==== Task input ====

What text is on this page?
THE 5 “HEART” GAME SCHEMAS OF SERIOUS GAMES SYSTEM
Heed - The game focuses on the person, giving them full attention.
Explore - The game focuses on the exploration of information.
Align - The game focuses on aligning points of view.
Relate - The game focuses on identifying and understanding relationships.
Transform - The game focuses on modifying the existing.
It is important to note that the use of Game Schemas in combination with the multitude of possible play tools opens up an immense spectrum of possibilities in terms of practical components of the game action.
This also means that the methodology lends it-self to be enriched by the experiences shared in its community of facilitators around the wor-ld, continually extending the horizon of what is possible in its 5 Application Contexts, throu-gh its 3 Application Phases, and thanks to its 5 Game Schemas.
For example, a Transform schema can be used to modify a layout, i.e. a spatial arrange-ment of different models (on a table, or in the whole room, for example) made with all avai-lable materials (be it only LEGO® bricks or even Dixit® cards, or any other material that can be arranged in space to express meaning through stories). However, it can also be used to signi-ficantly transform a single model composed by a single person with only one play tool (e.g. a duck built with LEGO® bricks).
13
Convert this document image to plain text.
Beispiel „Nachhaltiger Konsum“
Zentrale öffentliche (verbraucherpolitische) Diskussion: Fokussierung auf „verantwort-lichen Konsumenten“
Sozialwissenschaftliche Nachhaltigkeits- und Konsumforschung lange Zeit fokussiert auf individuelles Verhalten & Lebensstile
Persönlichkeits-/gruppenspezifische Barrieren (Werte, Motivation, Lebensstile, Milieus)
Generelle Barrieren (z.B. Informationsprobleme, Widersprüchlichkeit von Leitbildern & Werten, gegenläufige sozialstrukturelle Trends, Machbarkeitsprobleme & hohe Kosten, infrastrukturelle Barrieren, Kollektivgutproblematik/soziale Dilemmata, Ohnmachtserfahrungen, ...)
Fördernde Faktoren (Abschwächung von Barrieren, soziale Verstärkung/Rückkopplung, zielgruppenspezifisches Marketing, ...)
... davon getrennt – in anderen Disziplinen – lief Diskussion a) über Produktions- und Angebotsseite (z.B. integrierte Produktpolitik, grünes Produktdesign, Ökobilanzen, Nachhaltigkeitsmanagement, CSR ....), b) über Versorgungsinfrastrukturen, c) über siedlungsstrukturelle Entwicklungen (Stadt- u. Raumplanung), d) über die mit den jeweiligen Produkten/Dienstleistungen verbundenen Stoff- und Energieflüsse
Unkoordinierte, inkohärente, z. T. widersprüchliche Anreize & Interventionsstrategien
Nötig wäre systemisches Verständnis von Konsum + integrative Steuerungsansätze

====
==== Task input ====

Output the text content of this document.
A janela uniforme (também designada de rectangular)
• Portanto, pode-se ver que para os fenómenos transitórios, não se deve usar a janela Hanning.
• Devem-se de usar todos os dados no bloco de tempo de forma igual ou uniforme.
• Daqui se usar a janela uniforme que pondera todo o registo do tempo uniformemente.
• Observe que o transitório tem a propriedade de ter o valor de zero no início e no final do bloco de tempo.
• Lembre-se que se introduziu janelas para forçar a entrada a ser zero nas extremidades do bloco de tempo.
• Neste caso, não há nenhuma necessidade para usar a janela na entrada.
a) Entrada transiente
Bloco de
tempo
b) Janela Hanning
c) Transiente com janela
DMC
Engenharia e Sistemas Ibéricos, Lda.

====
==== Task input ====

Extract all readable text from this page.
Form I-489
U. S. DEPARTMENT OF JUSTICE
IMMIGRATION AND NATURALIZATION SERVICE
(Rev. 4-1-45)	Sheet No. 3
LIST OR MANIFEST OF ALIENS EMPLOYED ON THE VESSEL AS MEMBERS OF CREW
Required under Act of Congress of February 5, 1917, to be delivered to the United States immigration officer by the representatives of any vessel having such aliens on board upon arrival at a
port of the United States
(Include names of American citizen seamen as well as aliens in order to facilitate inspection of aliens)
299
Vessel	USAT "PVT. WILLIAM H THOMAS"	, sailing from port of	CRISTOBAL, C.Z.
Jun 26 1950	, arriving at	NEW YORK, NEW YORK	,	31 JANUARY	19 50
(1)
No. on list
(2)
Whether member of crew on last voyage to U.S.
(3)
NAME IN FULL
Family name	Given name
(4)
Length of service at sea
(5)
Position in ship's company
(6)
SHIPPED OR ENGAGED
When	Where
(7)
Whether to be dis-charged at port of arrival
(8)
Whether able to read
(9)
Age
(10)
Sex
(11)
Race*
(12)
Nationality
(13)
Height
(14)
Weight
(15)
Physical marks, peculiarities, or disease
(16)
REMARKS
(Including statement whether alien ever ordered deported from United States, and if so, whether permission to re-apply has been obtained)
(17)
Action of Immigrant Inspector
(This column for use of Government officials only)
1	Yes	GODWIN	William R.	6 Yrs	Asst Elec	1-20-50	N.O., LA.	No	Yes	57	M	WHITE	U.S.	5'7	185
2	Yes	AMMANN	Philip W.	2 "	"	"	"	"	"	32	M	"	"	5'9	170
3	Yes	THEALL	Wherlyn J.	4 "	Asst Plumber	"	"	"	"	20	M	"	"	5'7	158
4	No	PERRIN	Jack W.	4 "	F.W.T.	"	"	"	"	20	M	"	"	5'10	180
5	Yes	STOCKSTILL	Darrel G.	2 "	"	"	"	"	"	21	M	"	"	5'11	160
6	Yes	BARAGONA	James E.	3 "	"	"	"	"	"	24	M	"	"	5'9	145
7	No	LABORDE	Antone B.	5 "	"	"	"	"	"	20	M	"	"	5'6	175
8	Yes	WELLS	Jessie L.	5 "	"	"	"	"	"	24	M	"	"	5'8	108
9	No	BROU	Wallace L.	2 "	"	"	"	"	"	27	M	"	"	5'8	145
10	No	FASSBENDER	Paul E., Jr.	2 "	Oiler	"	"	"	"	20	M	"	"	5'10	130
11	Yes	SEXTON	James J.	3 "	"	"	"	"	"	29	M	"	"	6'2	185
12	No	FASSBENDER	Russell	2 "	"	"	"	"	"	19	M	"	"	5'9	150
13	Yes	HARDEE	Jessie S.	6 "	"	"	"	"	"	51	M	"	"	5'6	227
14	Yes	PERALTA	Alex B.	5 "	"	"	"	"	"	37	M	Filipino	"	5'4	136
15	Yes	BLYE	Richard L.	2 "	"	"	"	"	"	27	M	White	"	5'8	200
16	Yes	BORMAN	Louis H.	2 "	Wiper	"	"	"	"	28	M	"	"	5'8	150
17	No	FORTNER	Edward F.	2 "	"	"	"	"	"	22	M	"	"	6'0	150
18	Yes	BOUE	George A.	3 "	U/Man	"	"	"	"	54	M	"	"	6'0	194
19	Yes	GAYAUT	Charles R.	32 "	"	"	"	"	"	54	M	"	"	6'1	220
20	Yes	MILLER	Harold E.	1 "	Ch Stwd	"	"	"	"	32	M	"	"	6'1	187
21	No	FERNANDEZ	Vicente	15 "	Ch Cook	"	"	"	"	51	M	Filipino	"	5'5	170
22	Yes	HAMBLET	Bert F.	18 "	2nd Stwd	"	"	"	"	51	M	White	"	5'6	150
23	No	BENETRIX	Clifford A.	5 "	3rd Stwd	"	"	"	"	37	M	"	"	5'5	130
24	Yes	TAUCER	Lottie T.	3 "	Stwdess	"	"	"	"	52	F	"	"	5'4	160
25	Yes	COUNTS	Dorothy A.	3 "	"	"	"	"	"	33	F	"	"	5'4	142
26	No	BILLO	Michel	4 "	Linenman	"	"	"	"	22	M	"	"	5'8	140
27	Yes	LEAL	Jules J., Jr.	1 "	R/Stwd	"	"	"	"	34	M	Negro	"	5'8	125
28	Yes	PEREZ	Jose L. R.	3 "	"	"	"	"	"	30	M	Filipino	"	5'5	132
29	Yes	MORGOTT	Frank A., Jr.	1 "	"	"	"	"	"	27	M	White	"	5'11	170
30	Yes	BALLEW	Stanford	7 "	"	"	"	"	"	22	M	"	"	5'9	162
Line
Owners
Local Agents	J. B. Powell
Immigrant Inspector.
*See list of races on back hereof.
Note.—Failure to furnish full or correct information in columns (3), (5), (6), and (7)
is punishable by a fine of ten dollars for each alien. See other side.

====

**Stated problem**
Scan the material above for the word "Asst". Copy each line where it occurs.

**Complete answer**
1	Yes	GODWIN	William R.	6 Yrs	Asst Elec	1-20-50	N.O., LA.	No	Yes	57	M	WHITE	U.S.	5'7	185
3	Yes	THEALL	Wherlyn J.	4 "	Asst Plumber	"	"	"	"	20	M	"	"	5'7	158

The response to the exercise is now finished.